▸ SHORT TASK
Everything in the data should be repeated exactly, save for the images.

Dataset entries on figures
==*==

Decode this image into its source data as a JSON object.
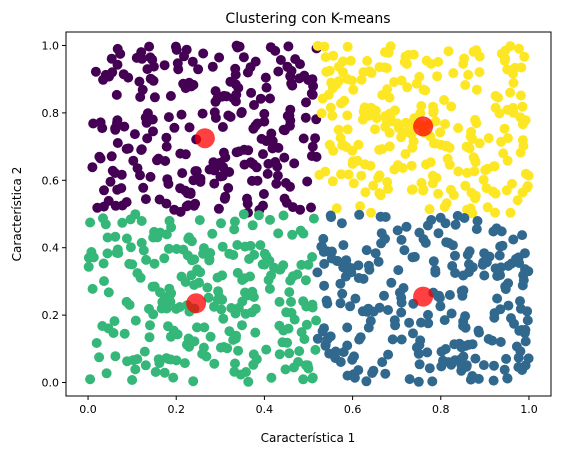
{
  "chart_data": {
    "type": "scatter",
    "title": "Clustering con K-means",
    "xlabel": "Característica 1",
    "ylabel": "Característica 2",
    "xlim": [
      -0.05,
      1.05
    ],
    "ylim": [
      -0.04,
      1.04
    ],
    "xticks": [
      0.0,
      0.2,
      0.4,
      0.6,
      0.8,
      1.0
    ],
    "yticks": [
      0.0,
      0.2,
      0.4,
      0.6,
      0.8,
      1.0
    ],
    "xtick_labels": [
      "0.0",
      "0.2",
      "0.4",
      "0.6",
      "0.8",
      "1.0"
    ],
    "ytick_labels": [
      "0.0",
      "0.2",
      "0.4",
      "0.6",
      "0.8",
      "1.0"
    ],
    "grid": false,
    "n_points": 1000,
    "clusters": [
      {
        "color": "#440154",
        "x_range": [
          0.0,
          0.52
        ],
        "y_range": [
          0.5,
          1.0
        ],
        "count": 250
      },
      {
        "color": "#fde725",
        "x_range": [
          0.52,
          1.0
        ],
        "y_range": [
          0.5,
          1.0
        ],
        "count": 250
      },
      {
        "color": "#35b779",
        "x_range": [
          0.0,
          0.52
        ],
        "y_range": [
          0.0,
          0.5
        ],
        "count": 250
      },
      {
        "color": "#31688e",
        "x_range": [
          0.52,
          1.0
        ],
        "y_range": [
          0.0,
          0.5
        ],
        "count": 250
      }
    ],
    "centroids": {
      "color": "#ff0000",
      "points": [
        {
          "x": 0.265,
          "y": 0.725
        },
        {
          "x": 0.76,
          "y": 0.76
        },
        {
          "x": 0.245,
          "y": 0.235
        },
        {
          "x": 0.76,
          "y": 0.255
        }
      ]
    }
  }
}
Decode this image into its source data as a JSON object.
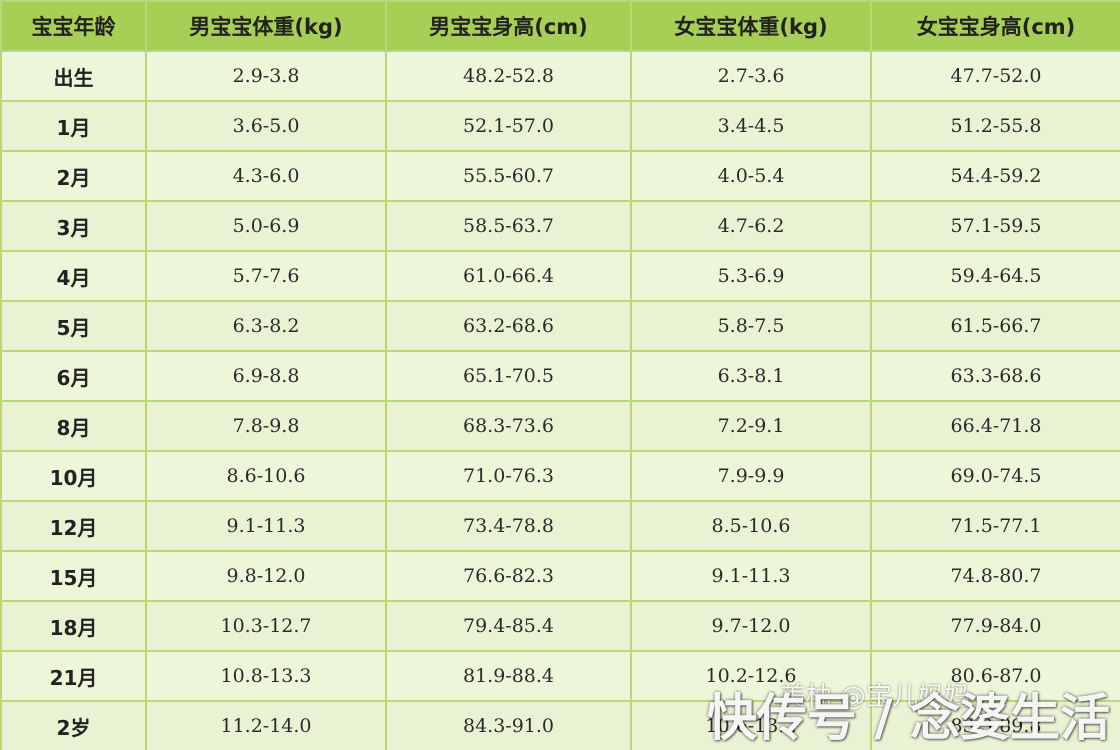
{
  "table": {
    "headers": [
      "宝宝年龄",
      "男宝宝体重(kg)",
      "男宝宝身高(cm)",
      "女宝宝体重(kg)",
      "女宝宝身高(cm)"
    ],
    "rows": [
      [
        "出生",
        "2.9-3.8",
        "48.2-52.8",
        "2.7-3.6",
        "47.7-52.0"
      ],
      [
        "1月",
        "3.6-5.0",
        "52.1-57.0",
        "3.4-4.5",
        "51.2-55.8"
      ],
      [
        "2月",
        "4.3-6.0",
        "55.5-60.7",
        "4.0-5.4",
        "54.4-59.2"
      ],
      [
        "3月",
        "5.0-6.9",
        "58.5-63.7",
        "4.7-6.2",
        "57.1-59.5"
      ],
      [
        "4月",
        "5.7-7.6",
        "61.0-66.4",
        "5.3-6.9",
        "59.4-64.5"
      ],
      [
        "5月",
        "6.3-8.2",
        "63.2-68.6",
        "5.8-7.5",
        "61.5-66.7"
      ],
      [
        "6月",
        "6.9-8.8",
        "65.1-70.5",
        "6.3-8.1",
        "63.3-68.6"
      ],
      [
        "8月",
        "7.8-9.8",
        "68.3-73.6",
        "7.2-9.1",
        "66.4-71.8"
      ],
      [
        "10月",
        "8.6-10.6",
        "71.0-76.3",
        "7.9-9.9",
        "69.0-74.5"
      ],
      [
        "12月",
        "9.1-11.3",
        "73.4-78.8",
        "8.5-10.6",
        "71.5-77.1"
      ],
      [
        "15月",
        "9.8-12.0",
        "76.6-82.3",
        "9.1-11.3",
        "74.8-80.7"
      ],
      [
        "18月",
        "10.3-12.7",
        "79.4-85.4",
        "9.7-12.0",
        "77.9-84.0"
      ],
      [
        "21月",
        "10.8-13.3",
        "81.9-88.4",
        "10.2-12.6",
        "80.6-87.0"
      ],
      [
        "2岁",
        "11.2-14.0",
        "84.3-91.0",
        "10.6-13.2",
        "83.3-89.8"
      ]
    ]
  },
  "watermark": {
    "author": "美柚 @宝儿妈妈",
    "channel": "快传号 / 念婆生活"
  }
}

==*==

▸ SOLUTION TO THIS TASK
Decode this image into its source data as a JSON object.
{
  "chart_data": {
    "type": "scatter",
    "title": "Clustering con K-means",
    "xlabel": "Característica 1",
    "ylabel": "Característica 2",
    "xlim": [
      -0.05,
      1.05
    ],
    "ylim": [
      -0.04,
      1.04
    ],
    "xticks": [
      0.0,
      0.2,
      0.4,
      0.6,
      0.8,
      1.0
    ],
    "yticks": [
      0.0,
      0.2,
      0.4,
      0.6,
      0.8,
      1.0
    ],
    "xtick_labels": [
      "0.0",
      "0.2",
      "0.4",
      "0.6",
      "0.8",
      "1.0"
    ],
    "ytick_labels": [
      "0.0",
      "0.2",
      "0.4",
      "0.6",
      "0.8",
      "1.0"
    ],
    "grid": false,
    "n_points": 1000,
    "clusters": [
      {
        "color": "#440154",
        "x_range": [
          0.0,
          0.52
        ],
        "y_range": [
          0.5,
          1.0
        ],
        "count": 250
      },
      {
        "color": "#fde725",
        "x_range": [
          0.52,
          1.0
        ],
        "y_range": [
          0.5,
          1.0
        ],
        "count": 250
      },
      {
        "color": "#35b779",
        "x_range": [
          0.0,
          0.52
        ],
        "y_range": [
          0.0,
          0.5
        ],
        "count": 250
      },
      {
        "color": "#31688e",
        "x_range": [
          0.52,
          1.0
        ],
        "y_range": [
          0.0,
          0.5
        ],
        "count": 250
      }
    ],
    "centroids": {
      "color": "#ff0000",
      "points": [
        {
          "x": 0.265,
          "y": 0.725
        },
        {
          "x": 0.76,
          "y": 0.76
        },
        {
          "x": 0.245,
          "y": 0.235
        },
        {
          "x": 0.76,
          "y": 0.255
        }
      ]
    }
  }
}
Decode this image into its source data as a JSON object.
{
  "table": {
    "headers": [
      "宝宝年龄",
      "男宝宝体重(kg)",
      "男宝宝身高(cm)",
      "女宝宝体重(kg)",
      "女宝宝身高(cm)"
    ],
    "rows": [
      [
        "出生",
        "2.9-3.8",
        "48.2-52.8",
        "2.7-3.6",
        "47.7-52.0"
      ],
      [
        "1月",
        "3.6-5.0",
        "52.1-57.0",
        "3.4-4.5",
        "51.2-55.8"
      ],
      [
        "2月",
        "4.3-6.0",
        "55.5-60.7",
        "4.0-5.4",
        "54.4-59.2"
      ],
      [
        "3月",
        "5.0-6.9",
        "58.5-63.7",
        "4.7-6.2",
        "57.1-59.5"
      ],
      [
        "4月",
        "5.7-7.6",
        "61.0-66.4",
        "5.3-6.9",
        "59.4-64.5"
      ],
      [
        "5月",
        "6.3-8.2",
        "63.2-68.6",
        "5.8-7.5",
        "61.5-66.7"
      ],
      [
        "6月",
        "6.9-8.8",
        "65.1-70.5",
        "6.3-8.1",
        "63.3-68.6"
      ],
      [
        "8月",
        "7.8-9.8",
        "68.3-73.6",
        "7.2-9.1",
        "66.4-71.8"
      ],
      [
        "10月",
        "8.6-10.6",
        "71.0-76.3",
        "7.9-9.9",
        "69.0-74.5"
      ],
      [
        "12月",
        "9.1-11.3",
        "73.4-78.8",
        "8.5-10.6",
        "71.5-77.1"
      ],
      [
        "15月",
        "9.8-12.0",
        "76.6-82.3",
        "9.1-11.3",
        "74.8-80.7"
      ],
      [
        "18月",
        "10.3-12.7",
        "79.4-85.4",
        "9.7-12.0",
        "77.9-84.0"
      ],
      [
        "21月",
        "10.8-13.3",
        "81.9-88.4",
        "10.2-12.6",
        "80.6-87.0"
      ],
      [
        "2岁",
        "11.2-14.0",
        "84.3-91.0",
        "10.6-13.2",
        "83.3-89.8"
      ]
    ]
  },
  "watermark": {
    "author": "美柚 @宝儿妈妈",
    "channel": "快传号 / 念婆生活"
  }
}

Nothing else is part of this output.